_Short problem:_
Please transcribe the records precisely; pictures stay out of your copy.

* Start *

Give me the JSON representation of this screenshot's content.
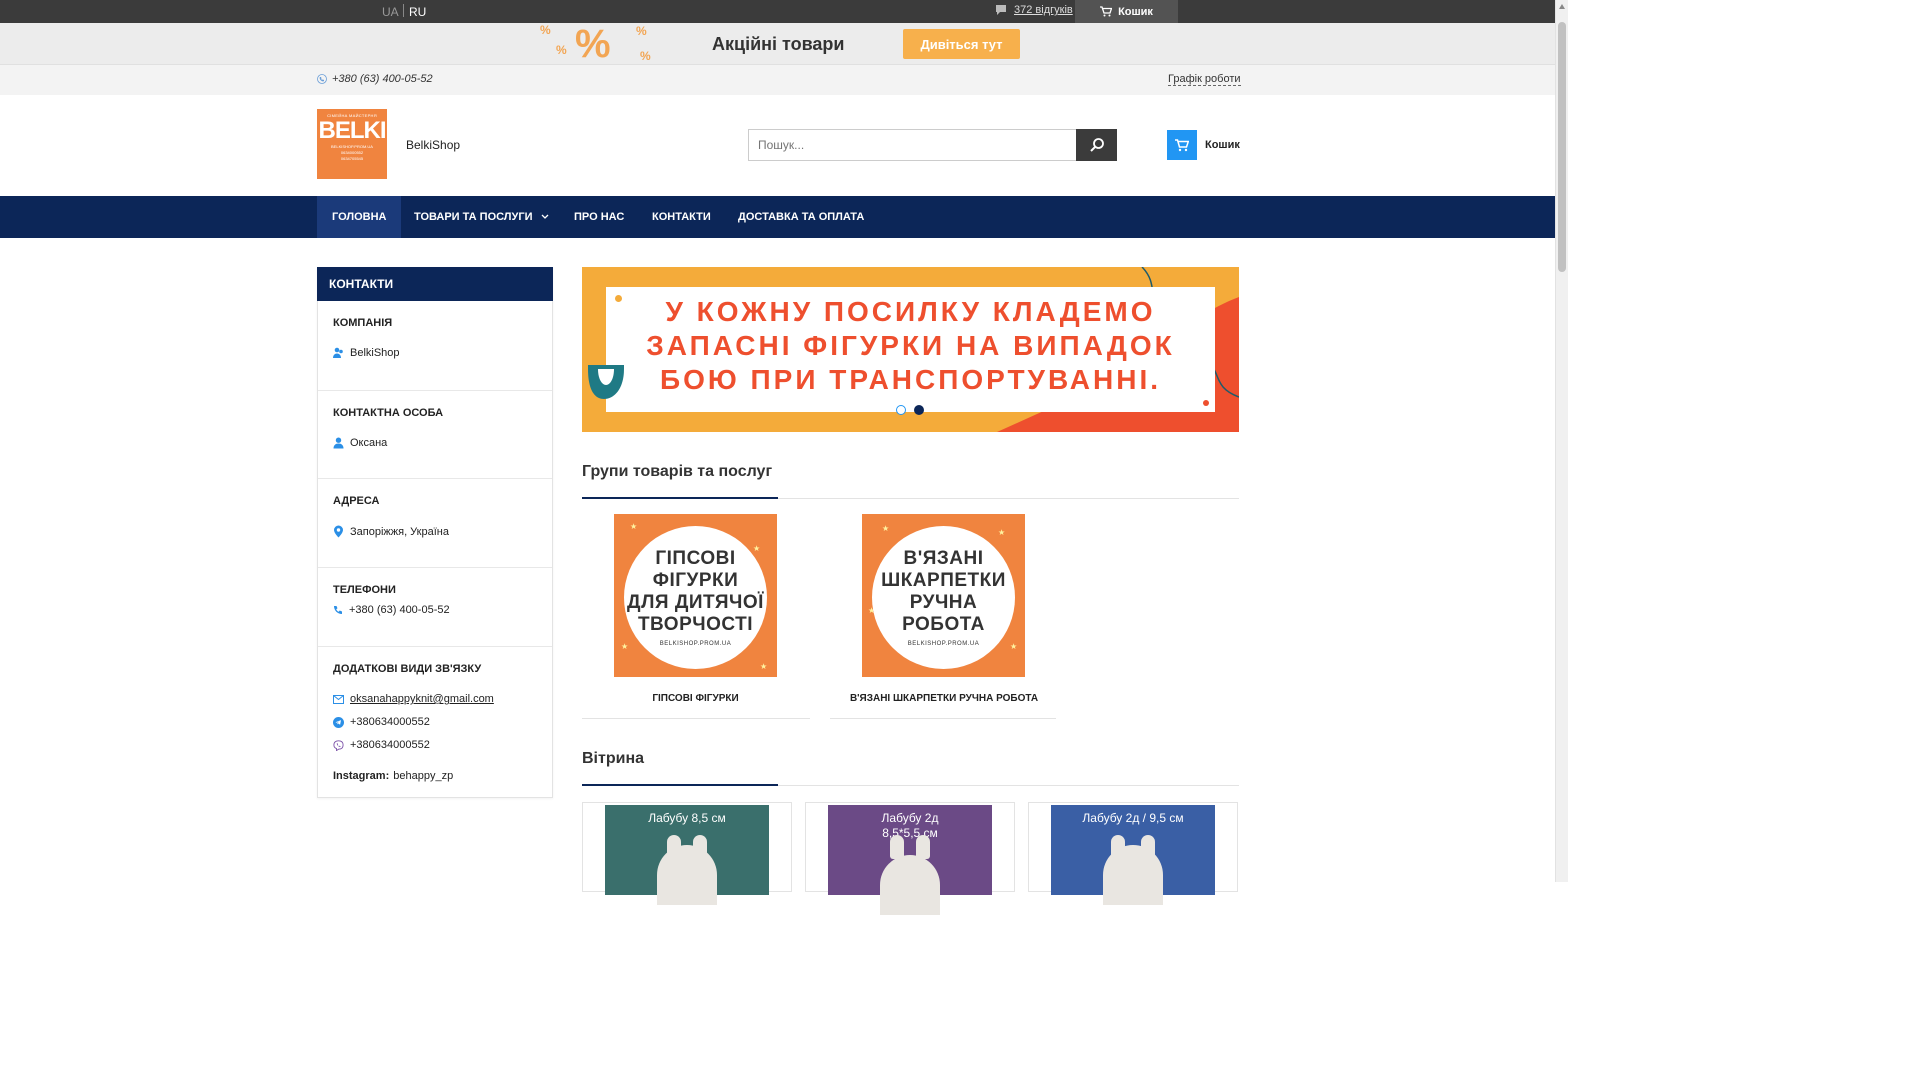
{
  "topbar": {
    "lang_ua": "UA",
    "lang_ru": "RU",
    "reviews_link": "372 відгуків",
    "cart_label": "Кошик"
  },
  "promo": {
    "title": "Акційні товари",
    "button": "Дивіться тут"
  },
  "infobar": {
    "phone": "+380 (63) 400-05-52",
    "schedule": "Графік роботи"
  },
  "header": {
    "logo": {
      "top_text": "СІМЕЙНА МАЙСТЕРНЯ",
      "brand": "BELKI",
      "url": "BELKISHOP.PROM.UA",
      "phone1": "0634000552",
      "phone2": "0634705545"
    },
    "shop_name": "BelkiShop",
    "search_placeholder": "Пошук...",
    "cart_label": "Кошик"
  },
  "nav": {
    "items": [
      {
        "label": "ГОЛОВНА"
      },
      {
        "label": "ТОВАРИ ТА ПОСЛУГИ"
      },
      {
        "label": "ПРО НАС"
      },
      {
        "label": "КОНТАКТИ"
      },
      {
        "label": "ДОСТАВКА ТА ОПЛАТА"
      }
    ]
  },
  "sidebar": {
    "title": "КОНТАКТИ",
    "company_title": "КОМПАНІЯ",
    "company_name": "BelkiShop",
    "person_title": "КОНТАКТНА ОСОБА",
    "person_name": "Оксана",
    "address_title": "АДРЕСА",
    "address": "Запоріжжя, Україна",
    "phones_title": "ТЕЛЕФОНИ",
    "phone": "+380 (63) 400-05-52",
    "extra_title": "ДОДАТКОВІ ВИДИ ЗВ'ЯЗКУ",
    "email": "oksanahappyknit@gmail.com",
    "telegram": "+380634000552",
    "viber": "+380634000552",
    "instagram_label": "Instagram:",
    "instagram_value": "behappy_zp"
  },
  "slider": {
    "line1": "У КОЖНУ ПОСИЛКУ КЛАДЕМО",
    "line2": "ЗАПАСНІ ФІГУРКИ НА ВИПАДОК",
    "line3": "БОЮ ПРИ ТРАНСПОРТУВАННІ.",
    "dot1": "1",
    "dot2": "2",
    "active_slide": 2
  },
  "groups": {
    "title": "Групи товарів та послуг",
    "items": [
      {
        "image_line1": "ГІПСОВІ",
        "image_line2": "ФІГУРКИ",
        "image_line3": "ДЛЯ ДИТЯЧОЇ",
        "image_line4": "ТВОРЧОСТІ",
        "image_url": "BELKISHOP.PROM.UA",
        "label": "ГІПСОВІ ФІГУРКИ"
      },
      {
        "image_line1": "В'ЯЗАНІ",
        "image_line2": "ШКАРПЕТКИ",
        "image_line3": "РУЧНА РОБОТА",
        "image_url": "BELKISHOP.PROM.UA",
        "label": "В'ЯЗАНІ ШКАРПЕТКИ РУЧНА РОБОТА"
      }
    ]
  },
  "showcase": {
    "title": "Вітрина",
    "products": [
      {
        "line1": "Лабубу 8,5 см",
        "line2": "",
        "color": "#3a6f6c"
      },
      {
        "line1": "Лабубу 2д",
        "line2": "8,5*5,5 см",
        "color": "#6b4a86"
      },
      {
        "line1": "Лабубу 2д / 9,5 см",
        "line2": "",
        "color": "#3a5fa5"
      }
    ]
  },
  "colors": {
    "navy": "#0c2658",
    "orange": "#f0843f",
    "accent_blue": "#2196f3",
    "promo_orange": "#f7b04c"
  }
}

* End *

_Task answer:_
Give me the JSON representation of this screenshot's content.
{
  "topbar": {
    "lang_ua": "UA",
    "lang_ru": "RU",
    "reviews_link": "372 відгуків",
    "cart_label": "Кошик"
  },
  "promo": {
    "title": "Акційні товари",
    "button": "Дивіться тут"
  },
  "infobar": {
    "phone": "+380 (63) 400-05-52",
    "schedule": "Графік роботи"
  },
  "header": {
    "logo": {
      "top_text": "СІМЕЙНА МАЙСТЕРНЯ",
      "brand": "BELKI",
      "url": "BELKISHOP.PROM.UA",
      "phone1": "0634000552",
      "phone2": "0634705545"
    },
    "shop_name": "BelkiShop",
    "search_placeholder": "Пошук...",
    "cart_label": "Кошик"
  },
  "nav": {
    "items": [
      {
        "label": "ГОЛОВНА"
      },
      {
        "label": "ТОВАРИ ТА ПОСЛУГИ"
      },
      {
        "label": "ПРО НАС"
      },
      {
        "label": "КОНТАКТИ"
      },
      {
        "label": "ДОСТАВКА ТА ОПЛАТА"
      }
    ]
  },
  "sidebar": {
    "title": "КОНТАКТИ",
    "company_title": "КОМПАНІЯ",
    "company_name": "BelkiShop",
    "person_title": "КОНТАКТНА ОСОБА",
    "person_name": "Оксана",
    "address_title": "АДРЕСА",
    "address": "Запоріжжя, Україна",
    "phones_title": "ТЕЛЕФОНИ",
    "phone": "+380 (63) 400-05-52",
    "extra_title": "ДОДАТКОВІ ВИДИ ЗВ'ЯЗКУ",
    "email": "oksanahappyknit@gmail.com",
    "telegram": "+380634000552",
    "viber": "+380634000552",
    "instagram_label": "Instagram:",
    "instagram_value": "behappy_zp"
  },
  "slider": {
    "line1": "У КОЖНУ ПОСИЛКУ КЛАДЕМО",
    "line2": "ЗАПАСНІ ФІГУРКИ НА ВИПАДОК",
    "line3": "БОЮ ПРИ ТРАНСПОРТУВАННІ.",
    "dot1": "1",
    "dot2": "2",
    "active_slide": 2
  },
  "groups": {
    "title": "Групи товарів та послуг",
    "items": [
      {
        "image_line1": "ГІПСОВІ",
        "image_line2": "ФІГУРКИ",
        "image_line3": "ДЛЯ ДИТЯЧОЇ",
        "image_line4": "ТВОРЧОСТІ",
        "image_url": "BELKISHOP.PROM.UA",
        "label": "ГІПСОВІ ФІГУРКИ"
      },
      {
        "image_line1": "В'ЯЗАНІ",
        "image_line2": "ШКАРПЕТКИ",
        "image_line3": "РУЧНА РОБОТА",
        "image_url": "BELKISHOP.PROM.UA",
        "label": "В'ЯЗАНІ ШКАРПЕТКИ РУЧНА РОБОТА"
      }
    ]
  },
  "showcase": {
    "title": "Вітрина",
    "products": [
      {
        "line1": "Лабубу 8,5 см",
        "line2": "",
        "color": "#3a6f6c"
      },
      {
        "line1": "Лабубу 2д",
        "line2": "8,5*5,5 см",
        "color": "#6b4a86"
      },
      {
        "line1": "Лабубу 2д / 9,5 см",
        "line2": "",
        "color": "#3a5fa5"
      }
    ]
  },
  "colors": {
    "navy": "#0c2658",
    "orange": "#f0843f",
    "accent_blue": "#2196f3",
    "promo_orange": "#f7b04c"
  }
}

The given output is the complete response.